### MATERIAL PROVIDED

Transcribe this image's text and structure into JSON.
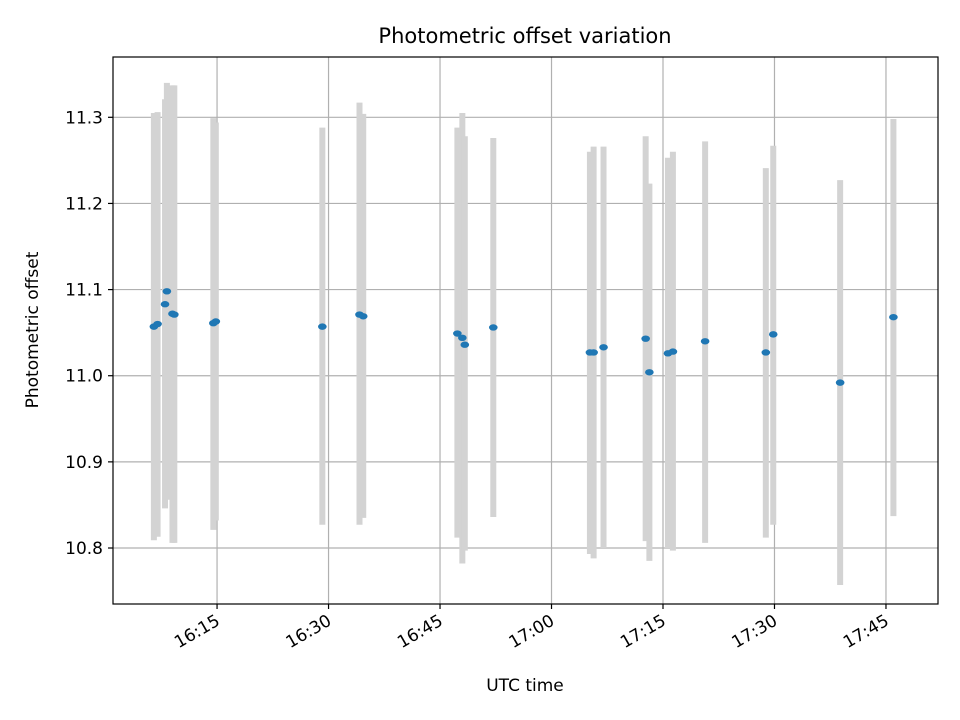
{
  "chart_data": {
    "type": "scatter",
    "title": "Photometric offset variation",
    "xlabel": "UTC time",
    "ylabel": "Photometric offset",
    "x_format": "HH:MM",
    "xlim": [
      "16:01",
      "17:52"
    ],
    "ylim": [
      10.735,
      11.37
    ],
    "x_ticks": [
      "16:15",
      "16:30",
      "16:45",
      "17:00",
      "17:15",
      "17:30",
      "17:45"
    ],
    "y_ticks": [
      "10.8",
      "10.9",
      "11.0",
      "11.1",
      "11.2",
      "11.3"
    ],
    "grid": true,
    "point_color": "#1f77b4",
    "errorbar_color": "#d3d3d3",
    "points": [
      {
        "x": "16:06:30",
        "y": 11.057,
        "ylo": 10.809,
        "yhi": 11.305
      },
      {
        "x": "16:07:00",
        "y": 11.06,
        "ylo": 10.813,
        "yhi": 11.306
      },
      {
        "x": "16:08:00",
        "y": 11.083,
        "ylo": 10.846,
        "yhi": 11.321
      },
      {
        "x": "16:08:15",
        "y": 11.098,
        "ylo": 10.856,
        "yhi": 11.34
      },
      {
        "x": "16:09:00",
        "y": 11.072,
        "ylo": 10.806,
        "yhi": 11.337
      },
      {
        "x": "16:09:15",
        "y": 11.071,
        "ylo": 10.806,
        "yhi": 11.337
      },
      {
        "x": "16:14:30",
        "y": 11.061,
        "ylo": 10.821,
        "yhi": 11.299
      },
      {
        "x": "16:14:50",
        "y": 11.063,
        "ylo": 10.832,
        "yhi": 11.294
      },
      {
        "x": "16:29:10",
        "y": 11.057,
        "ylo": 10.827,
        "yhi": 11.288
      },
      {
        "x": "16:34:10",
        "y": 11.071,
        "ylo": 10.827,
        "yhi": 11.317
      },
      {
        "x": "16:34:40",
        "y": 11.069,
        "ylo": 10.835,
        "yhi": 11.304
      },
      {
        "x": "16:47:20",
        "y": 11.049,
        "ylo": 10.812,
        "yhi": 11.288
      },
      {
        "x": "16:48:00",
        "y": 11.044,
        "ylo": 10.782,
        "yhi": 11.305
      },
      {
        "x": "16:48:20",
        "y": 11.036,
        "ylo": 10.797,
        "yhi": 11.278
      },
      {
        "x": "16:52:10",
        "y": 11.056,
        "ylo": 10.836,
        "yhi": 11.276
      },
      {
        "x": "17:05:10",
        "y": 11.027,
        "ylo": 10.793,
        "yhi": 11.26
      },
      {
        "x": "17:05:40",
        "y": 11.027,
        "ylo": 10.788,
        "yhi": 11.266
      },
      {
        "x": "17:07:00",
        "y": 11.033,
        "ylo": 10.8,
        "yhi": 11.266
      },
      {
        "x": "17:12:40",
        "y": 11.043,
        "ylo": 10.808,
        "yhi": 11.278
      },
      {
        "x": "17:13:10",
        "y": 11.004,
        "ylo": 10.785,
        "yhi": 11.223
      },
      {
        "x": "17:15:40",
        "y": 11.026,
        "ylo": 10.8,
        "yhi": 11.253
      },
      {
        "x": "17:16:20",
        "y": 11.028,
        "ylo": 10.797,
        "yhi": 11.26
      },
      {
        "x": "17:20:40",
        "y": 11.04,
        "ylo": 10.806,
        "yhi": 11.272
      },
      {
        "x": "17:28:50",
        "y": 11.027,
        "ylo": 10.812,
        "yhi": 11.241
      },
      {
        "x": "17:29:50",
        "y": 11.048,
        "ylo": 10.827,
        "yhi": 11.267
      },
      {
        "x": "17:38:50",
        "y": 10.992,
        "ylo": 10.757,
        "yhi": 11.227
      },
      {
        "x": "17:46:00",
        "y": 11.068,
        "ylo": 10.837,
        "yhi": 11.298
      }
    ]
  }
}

### REQUIREMENT
Identify and extract each line of the listing that contains "Photometric".

### FULL OUTPUT
    "title": "Photometric offset variation",
    "ylabel": "Photometric offset",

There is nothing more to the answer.